● **Directions for this task**
What follows is a block of records; restate each one word for word.

↓

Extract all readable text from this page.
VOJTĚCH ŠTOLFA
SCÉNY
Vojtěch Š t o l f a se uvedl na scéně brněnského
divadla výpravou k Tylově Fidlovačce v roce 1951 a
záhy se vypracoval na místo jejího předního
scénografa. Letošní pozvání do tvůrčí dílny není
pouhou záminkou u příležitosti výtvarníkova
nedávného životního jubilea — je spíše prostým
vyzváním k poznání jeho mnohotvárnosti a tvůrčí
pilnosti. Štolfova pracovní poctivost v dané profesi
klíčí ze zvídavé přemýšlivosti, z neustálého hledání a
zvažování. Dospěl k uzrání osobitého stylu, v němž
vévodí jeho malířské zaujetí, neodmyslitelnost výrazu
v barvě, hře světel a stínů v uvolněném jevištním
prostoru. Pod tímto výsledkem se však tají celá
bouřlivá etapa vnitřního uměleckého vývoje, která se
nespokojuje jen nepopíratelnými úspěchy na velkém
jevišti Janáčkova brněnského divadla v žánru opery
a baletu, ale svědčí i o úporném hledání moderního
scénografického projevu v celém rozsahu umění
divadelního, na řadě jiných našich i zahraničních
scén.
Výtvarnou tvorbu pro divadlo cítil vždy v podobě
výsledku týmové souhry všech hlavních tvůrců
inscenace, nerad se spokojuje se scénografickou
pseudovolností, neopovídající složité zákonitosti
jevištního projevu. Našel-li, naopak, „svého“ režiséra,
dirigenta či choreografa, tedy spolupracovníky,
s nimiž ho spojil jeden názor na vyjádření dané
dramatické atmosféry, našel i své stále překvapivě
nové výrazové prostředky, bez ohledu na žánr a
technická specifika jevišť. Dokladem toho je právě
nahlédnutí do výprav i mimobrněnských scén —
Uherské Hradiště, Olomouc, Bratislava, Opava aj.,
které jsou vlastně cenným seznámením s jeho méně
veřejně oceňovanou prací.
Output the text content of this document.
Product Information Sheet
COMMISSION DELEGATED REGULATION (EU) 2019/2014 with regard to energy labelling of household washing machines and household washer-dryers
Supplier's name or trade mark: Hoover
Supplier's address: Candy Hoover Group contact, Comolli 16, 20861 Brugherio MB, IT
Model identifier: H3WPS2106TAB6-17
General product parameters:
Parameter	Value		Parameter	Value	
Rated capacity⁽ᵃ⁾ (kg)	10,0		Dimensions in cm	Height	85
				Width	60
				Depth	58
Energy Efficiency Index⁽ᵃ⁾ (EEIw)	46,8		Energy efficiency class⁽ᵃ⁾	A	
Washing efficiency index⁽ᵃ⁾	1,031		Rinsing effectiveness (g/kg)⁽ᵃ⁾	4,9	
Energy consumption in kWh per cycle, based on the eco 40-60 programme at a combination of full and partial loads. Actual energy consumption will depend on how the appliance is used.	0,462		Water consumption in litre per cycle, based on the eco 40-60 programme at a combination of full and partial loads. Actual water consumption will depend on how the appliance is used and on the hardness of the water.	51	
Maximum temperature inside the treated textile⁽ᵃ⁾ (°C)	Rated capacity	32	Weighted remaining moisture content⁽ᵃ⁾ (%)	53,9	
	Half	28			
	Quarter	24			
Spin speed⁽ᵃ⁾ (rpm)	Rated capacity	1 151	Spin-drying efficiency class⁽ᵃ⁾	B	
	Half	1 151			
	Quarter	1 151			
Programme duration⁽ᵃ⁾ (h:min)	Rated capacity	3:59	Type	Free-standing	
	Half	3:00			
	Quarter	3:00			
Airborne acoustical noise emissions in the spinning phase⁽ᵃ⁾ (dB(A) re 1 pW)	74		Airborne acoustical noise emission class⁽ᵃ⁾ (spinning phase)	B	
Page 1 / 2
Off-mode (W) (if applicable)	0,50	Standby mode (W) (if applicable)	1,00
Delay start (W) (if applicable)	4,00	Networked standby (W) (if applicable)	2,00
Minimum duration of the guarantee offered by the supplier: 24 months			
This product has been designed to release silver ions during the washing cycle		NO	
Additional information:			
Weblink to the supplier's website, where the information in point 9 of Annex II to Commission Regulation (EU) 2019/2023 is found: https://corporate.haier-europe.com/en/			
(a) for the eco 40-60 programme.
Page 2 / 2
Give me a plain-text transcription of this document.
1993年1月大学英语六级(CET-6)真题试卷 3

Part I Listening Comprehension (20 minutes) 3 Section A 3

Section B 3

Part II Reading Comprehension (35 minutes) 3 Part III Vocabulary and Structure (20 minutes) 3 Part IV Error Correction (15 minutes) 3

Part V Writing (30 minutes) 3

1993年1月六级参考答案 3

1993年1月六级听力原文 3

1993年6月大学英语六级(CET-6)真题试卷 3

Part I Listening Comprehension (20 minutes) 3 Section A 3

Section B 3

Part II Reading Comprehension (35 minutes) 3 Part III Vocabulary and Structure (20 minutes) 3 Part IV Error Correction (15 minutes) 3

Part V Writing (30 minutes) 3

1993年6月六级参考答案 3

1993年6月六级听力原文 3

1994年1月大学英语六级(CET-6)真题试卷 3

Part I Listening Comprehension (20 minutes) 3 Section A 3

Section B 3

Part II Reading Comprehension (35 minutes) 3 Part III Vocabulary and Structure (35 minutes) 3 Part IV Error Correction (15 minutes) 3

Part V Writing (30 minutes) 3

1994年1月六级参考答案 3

↑

● **Response to this exercise**
Extract all readable text from this page.
VOJTĚCH ŠTOLFA
SCÉNY
Vojtěch Š t o l f a se uvedl na scéně brněnského
divadla výpravou k Tylově Fidlovačce v roce 1951 a
záhy se vypracoval na místo jejího předního
scénografa. Letošní pozvání do tvůrčí dílny není
pouhou záminkou u příležitosti výtvarníkova
nedávného životního jubilea — je spíše prostým
vyzváním k poznání jeho mnohotvárnosti a tvůrčí
pilnosti. Štolfova pracovní poctivost v dané profesi
klíčí ze zvídavé přemýšlivosti, z neustálého hledání a
zvažování. Dospěl k uzrání osobitého stylu, v němž
vévodí jeho malířské zaujetí, neodmyslitelnost výrazu
v barvě, hře světel a stínů v uvolněném jevištním
prostoru. Pod tímto výsledkem se však tají celá
bouřlivá etapa vnitřního uměleckého vývoje, která se
nespokojuje jen nepopíratelnými úspěchy na velkém
jevišti Janáčkova brněnského divadla v žánru opery
a baletu, ale svědčí i o úporném hledání moderního
scénografického projevu v celém rozsahu umění
divadelního, na řadě jiných našich i zahraničních
scén.
Výtvarnou tvorbu pro divadlo cítil vždy v podobě
výsledku týmové souhry všech hlavních tvůrců
inscenace, nerad se spokojuje se scénografickou
pseudovolností, neopovídající složité zákonitosti
jevištního projevu. Našel-li, naopak, „svého“ režiséra,
dirigenta či choreografa, tedy spolupracovníky,
s nimiž ho spojil jeden názor na vyjádření dané
dramatické atmosféry, našel i své stále překvapivě
nové výrazové prostředky, bez ohledu na žánr a
technická specifika jevišť. Dokladem toho je právě
nahlédnutí do výprav i mimobrněnských scén —
Uherské Hradiště, Olomouc, Bratislava, Opava aj.,
které jsou vlastně cenným seznámením s jeho méně
veřejně oceňovanou prací.
Output the text content of this document.
Product Information Sheet
COMMISSION DELEGATED REGULATION (EU) 2019/2014 with regard to energy labelling of household washing machines and household washer-dryers
Supplier's name or trade mark: Hoover
Supplier's address: Candy Hoover Group contact, Comolli 16, 20861 Brugherio MB, IT
Model identifier: H3WPS2106TAB6-17
General product parameters:
Parameter	Value		Parameter	Value	
Rated capacity⁽ᵃ⁾ (kg)	10,0		Dimensions in cm	Height	85
				Width	60
				Depth	58
Energy Efficiency Index⁽ᵃ⁾ (EEIw)	46,8		Energy efficiency class⁽ᵃ⁾	A	
Washing efficiency index⁽ᵃ⁾	1,031		Rinsing effectiveness (g/kg)⁽ᵃ⁾	4,9	
Energy consumption in kWh per cycle, based on the eco 40-60 programme at a combination of full and partial loads. Actual energy consumption will depend on how the appliance is used.	0,462		Water consumption in litre per cycle, based on the eco 40-60 programme at a combination of full and partial loads. Actual water consumption will depend on how the appliance is used and on the hardness of the water.	51	
Maximum temperature inside the treated textile⁽ᵃ⁾ (°C)	Rated capacity	32	Weighted remaining moisture content⁽ᵃ⁾ (%)	53,9	
	Half	28			
	Quarter	24			
Spin speed⁽ᵃ⁾ (rpm)	Rated capacity	1 151	Spin-drying efficiency class⁽ᵃ⁾	B	
	Half	1 151			
	Quarter	1 151			
Programme duration⁽ᵃ⁾ (h:min)	Rated capacity	3:59	Type	Free-standing	
	Half	3:00			
	Quarter	3:00			
Airborne acoustical noise emissions in the spinning phase⁽ᵃ⁾ (dB(A) re 1 pW)	74		Airborne acoustical noise emission class⁽ᵃ⁾ (spinning phase)	B	
Page 1 / 2
Off-mode (W) (if applicable)	0,50	Standby mode (W) (if applicable)	1,00
Delay start (W) (if applicable)	4,00	Networked standby (W) (if applicable)	2,00
Minimum duration of the guarantee offered by the supplier: 24 months			
This product has been designed to release silver ions during the washing cycle		NO	
Additional information:			
Weblink to the supplier's website, where the information in point 9 of Annex II to Commission Regulation (EU) 2019/2023 is found: https://corporate.haier-europe.com/en/			
(a) for the eco 40-60 programme.
Page 2 / 2
Give me a plain-text transcription of this document.
1993年1月大学英语六级(CET-6)真题试卷 3

Part I Listening Comprehension (20 minutes) 3 Section A 3

Section B 3

Part II Reading Comprehension (35 minutes) 3 Part III Vocabulary and Structure (20 minutes) 3 Part IV Error Correction (15 minutes) 3

Part V Writing (30 minutes) 3

1993年1月六级参考答案 3

1993年1月六级听力原文 3

1993年6月大学英语六级(CET-6)真题试卷 3

Part I Listening Comprehension (20 minutes) 3 Section A 3

Section B 3

Part II Reading Comprehension (35 minutes) 3 Part III Vocabulary and Structure (20 minutes) 3 Part IV Error Correction (15 minutes) 3

Part V Writing (30 minutes) 3

1993年6月六级参考答案 3

1993年6月六级听力原文 3

1994年1月大学英语六级(CET-6)真题试卷 3

Part I Listening Comprehension (20 minutes) 3 Section A 3

Section B 3

Part II Reading Comprehension (35 minutes) 3 Part III Vocabulary and Structure (35 minutes) 3 Part IV Error Correction (15 minutes) 3

Part V Writing (30 minutes) 3

1994年1月六级参考答案 3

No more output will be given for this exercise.